* [How to complete this task]: Using the text on neural nets, say whether each statement agrees with it, answering yes or no and quoting the words of the text that decide it. (a) Neural nets essentially start with random weights. (b) The rep function trains multiple nets that all share the same starting weights. (c) The code sets the number of repetitions to 5.

* [Page text]:
--- START ---
94% / 92%… Not bad at all!

One characteristic of neural nets is that we essentially start with random weights. The randomization of weights may cause us to live in a local maxima, or depending on how we stop our neural network (maximum # of iterations? error threshold?), we can actually end up with different results per neural network.

The neuralnet library has a rep function which allows us to train multiple nets with random starting weights to see if any of them do better than the others.

In [6]:
%%R

library(neuralnet)

# Build neural net, repeating 5 times, storing 5 models
nnModelRep5 = neuralnet(
data = playerAggDfAllNbaAllStar,
hidden = 2,
threshold = 0.05,
err.fct = 'ce',
lifesign = 'full',
lifesign.step = 5000,
linear.output = FALSE,
rep = 5
)
--- END ---
* [Supplied data]:
--- START ---
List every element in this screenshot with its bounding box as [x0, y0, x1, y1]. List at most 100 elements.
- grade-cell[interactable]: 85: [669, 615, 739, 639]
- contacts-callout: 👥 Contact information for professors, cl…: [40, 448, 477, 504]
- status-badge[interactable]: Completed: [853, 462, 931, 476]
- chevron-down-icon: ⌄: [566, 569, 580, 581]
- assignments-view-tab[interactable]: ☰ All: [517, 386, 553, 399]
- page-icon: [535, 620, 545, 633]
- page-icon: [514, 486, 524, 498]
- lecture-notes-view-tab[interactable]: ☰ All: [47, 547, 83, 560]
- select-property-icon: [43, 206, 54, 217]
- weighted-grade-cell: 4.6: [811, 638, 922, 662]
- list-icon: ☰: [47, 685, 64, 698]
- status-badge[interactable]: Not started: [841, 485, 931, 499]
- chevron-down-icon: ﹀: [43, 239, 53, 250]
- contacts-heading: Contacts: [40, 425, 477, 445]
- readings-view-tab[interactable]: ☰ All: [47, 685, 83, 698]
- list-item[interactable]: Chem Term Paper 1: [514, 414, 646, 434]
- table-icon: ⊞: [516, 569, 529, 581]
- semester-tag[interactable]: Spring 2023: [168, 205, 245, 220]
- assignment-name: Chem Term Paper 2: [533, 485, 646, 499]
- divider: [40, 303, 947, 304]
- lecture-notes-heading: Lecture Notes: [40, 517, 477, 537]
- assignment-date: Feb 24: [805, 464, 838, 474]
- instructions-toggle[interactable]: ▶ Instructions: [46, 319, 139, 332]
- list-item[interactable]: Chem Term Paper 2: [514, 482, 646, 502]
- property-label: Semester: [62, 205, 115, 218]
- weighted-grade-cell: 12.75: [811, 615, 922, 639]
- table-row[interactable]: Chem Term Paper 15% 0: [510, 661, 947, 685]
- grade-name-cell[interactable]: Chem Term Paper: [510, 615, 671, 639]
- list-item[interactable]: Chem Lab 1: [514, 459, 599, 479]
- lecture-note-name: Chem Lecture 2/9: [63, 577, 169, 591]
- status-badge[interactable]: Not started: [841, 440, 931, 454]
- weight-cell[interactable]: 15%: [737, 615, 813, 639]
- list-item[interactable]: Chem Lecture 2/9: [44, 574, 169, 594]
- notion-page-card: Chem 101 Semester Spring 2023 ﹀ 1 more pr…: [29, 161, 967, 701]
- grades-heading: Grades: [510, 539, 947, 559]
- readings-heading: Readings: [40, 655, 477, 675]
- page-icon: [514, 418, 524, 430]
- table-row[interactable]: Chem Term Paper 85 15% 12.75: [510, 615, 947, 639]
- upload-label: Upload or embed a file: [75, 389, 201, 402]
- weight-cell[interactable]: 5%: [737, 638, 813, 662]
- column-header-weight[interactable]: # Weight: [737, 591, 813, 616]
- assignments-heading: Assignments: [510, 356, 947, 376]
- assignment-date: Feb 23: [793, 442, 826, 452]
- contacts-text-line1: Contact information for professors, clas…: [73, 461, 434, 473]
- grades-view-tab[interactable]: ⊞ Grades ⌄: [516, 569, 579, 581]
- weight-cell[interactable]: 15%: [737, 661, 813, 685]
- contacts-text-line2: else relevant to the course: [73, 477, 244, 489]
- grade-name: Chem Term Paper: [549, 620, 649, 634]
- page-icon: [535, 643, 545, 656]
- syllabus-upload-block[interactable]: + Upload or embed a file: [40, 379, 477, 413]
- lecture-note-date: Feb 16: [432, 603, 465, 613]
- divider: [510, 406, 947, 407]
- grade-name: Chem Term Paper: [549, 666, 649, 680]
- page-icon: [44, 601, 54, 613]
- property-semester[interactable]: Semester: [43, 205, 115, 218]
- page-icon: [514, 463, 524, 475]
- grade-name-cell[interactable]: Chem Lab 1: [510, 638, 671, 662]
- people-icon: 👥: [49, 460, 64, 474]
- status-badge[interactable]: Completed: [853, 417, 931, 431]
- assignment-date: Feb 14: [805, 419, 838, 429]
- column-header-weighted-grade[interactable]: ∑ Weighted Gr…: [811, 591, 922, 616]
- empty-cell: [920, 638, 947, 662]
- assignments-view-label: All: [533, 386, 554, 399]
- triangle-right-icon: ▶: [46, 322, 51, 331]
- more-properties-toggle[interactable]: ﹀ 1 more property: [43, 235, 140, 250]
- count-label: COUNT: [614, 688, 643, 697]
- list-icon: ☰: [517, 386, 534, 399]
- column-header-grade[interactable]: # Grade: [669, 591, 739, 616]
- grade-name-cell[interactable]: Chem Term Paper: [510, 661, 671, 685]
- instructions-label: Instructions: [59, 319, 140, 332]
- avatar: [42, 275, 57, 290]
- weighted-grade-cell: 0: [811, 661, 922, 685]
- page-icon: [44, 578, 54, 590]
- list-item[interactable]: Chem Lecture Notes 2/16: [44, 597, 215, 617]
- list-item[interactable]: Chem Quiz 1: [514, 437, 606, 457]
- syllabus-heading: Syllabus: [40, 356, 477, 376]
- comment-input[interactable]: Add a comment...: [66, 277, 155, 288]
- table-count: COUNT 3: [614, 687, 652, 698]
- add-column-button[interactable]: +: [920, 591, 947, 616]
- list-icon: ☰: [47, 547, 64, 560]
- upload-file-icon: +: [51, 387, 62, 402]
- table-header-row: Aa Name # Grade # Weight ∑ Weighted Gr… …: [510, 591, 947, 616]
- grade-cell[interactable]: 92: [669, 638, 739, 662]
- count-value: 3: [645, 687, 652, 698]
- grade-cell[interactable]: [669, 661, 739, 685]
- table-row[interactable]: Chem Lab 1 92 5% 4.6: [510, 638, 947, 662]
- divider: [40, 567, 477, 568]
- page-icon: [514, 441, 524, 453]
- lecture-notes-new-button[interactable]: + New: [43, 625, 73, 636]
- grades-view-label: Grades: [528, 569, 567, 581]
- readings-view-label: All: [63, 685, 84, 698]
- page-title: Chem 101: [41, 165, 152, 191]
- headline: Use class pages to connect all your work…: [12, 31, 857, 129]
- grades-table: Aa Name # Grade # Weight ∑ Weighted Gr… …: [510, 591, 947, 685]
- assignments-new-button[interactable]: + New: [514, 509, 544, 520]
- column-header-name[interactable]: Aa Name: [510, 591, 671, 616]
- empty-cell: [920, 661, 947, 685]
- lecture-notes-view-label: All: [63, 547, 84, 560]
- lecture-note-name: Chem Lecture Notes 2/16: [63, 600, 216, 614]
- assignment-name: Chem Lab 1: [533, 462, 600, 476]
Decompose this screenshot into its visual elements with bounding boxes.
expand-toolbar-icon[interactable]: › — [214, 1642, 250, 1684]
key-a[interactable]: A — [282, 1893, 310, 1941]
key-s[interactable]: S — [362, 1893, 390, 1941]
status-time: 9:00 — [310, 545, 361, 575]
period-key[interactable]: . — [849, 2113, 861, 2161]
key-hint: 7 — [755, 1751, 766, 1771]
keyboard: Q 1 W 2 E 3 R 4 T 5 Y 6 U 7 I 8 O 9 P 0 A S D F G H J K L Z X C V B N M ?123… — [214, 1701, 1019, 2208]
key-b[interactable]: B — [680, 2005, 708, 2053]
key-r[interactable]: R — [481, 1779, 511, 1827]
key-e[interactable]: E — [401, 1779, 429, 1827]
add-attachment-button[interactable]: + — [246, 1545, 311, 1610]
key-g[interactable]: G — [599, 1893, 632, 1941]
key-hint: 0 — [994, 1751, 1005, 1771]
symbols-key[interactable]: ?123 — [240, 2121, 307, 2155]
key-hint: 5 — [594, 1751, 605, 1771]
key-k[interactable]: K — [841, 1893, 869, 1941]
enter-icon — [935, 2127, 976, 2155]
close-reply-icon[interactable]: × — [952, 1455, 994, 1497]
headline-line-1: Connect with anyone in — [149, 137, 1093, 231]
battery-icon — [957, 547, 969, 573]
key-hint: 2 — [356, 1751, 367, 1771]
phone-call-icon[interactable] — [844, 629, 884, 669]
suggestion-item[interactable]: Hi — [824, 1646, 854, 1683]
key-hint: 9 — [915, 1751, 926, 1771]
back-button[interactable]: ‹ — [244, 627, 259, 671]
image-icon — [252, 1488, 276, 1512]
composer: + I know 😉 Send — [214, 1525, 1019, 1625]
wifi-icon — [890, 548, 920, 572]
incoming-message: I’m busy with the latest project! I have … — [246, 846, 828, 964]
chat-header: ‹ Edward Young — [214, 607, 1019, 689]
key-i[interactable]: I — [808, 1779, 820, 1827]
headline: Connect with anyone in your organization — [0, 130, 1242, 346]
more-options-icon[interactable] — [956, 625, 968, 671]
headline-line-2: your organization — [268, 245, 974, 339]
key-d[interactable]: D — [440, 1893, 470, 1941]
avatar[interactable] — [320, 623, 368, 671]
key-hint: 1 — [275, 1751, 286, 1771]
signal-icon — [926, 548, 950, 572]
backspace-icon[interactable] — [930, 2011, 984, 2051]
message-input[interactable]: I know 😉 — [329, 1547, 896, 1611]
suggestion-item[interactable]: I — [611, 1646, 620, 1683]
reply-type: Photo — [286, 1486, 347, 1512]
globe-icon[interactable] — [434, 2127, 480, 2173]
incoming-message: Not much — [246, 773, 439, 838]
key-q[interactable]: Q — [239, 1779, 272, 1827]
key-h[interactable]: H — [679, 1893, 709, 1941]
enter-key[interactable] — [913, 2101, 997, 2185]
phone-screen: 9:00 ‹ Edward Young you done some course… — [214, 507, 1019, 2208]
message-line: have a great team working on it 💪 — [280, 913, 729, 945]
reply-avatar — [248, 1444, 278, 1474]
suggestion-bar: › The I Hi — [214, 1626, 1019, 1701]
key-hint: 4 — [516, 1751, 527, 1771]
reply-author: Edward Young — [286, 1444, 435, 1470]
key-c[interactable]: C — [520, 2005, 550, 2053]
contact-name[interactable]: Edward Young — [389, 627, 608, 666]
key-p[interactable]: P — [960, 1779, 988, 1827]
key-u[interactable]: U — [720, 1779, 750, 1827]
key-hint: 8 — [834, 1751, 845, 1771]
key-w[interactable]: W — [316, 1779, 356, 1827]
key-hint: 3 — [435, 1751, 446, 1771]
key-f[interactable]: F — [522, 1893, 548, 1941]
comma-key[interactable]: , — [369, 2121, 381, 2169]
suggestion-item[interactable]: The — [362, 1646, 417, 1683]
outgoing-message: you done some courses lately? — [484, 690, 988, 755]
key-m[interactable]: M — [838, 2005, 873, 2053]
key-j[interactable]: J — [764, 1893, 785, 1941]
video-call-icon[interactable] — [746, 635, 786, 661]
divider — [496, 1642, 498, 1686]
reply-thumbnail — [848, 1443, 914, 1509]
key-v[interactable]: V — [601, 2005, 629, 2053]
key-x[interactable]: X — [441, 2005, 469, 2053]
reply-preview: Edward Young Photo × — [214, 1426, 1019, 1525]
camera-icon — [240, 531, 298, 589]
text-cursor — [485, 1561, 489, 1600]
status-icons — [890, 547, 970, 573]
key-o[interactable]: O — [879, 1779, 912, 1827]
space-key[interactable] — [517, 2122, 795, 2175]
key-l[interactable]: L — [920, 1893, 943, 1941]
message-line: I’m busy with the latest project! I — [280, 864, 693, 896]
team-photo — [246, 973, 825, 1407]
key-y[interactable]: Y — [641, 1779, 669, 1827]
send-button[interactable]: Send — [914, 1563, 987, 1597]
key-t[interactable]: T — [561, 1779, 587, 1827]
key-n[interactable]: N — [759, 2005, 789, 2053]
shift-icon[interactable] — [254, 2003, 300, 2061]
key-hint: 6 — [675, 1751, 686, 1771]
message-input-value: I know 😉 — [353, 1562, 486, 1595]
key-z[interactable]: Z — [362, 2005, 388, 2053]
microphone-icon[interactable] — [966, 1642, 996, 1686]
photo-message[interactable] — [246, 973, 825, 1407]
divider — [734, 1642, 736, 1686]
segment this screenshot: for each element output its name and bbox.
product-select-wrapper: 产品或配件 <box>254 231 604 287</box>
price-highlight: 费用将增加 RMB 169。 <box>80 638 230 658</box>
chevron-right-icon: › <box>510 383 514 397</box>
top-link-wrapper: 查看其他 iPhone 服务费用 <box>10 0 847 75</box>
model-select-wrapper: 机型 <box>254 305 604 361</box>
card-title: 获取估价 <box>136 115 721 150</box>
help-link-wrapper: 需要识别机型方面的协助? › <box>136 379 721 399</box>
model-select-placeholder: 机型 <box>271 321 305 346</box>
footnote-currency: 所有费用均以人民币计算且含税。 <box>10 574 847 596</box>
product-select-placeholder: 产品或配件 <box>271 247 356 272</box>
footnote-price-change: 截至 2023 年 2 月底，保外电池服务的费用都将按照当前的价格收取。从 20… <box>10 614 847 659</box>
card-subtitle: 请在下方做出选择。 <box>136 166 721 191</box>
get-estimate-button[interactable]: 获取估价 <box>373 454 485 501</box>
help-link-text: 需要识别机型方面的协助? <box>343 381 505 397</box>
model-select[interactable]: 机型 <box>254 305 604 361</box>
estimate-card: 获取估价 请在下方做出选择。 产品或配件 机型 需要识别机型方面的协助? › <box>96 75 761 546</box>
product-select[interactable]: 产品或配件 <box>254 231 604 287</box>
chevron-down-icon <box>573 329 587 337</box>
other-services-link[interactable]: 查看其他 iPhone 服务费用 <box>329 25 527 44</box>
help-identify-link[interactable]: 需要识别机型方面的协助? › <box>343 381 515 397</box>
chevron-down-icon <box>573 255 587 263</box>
--- END ---
* [Response]:
(a) Yes: "we essentially start with random weights"
(b) No: "train multiple nets with random starting weights"
(c) Yes: "rep = 5"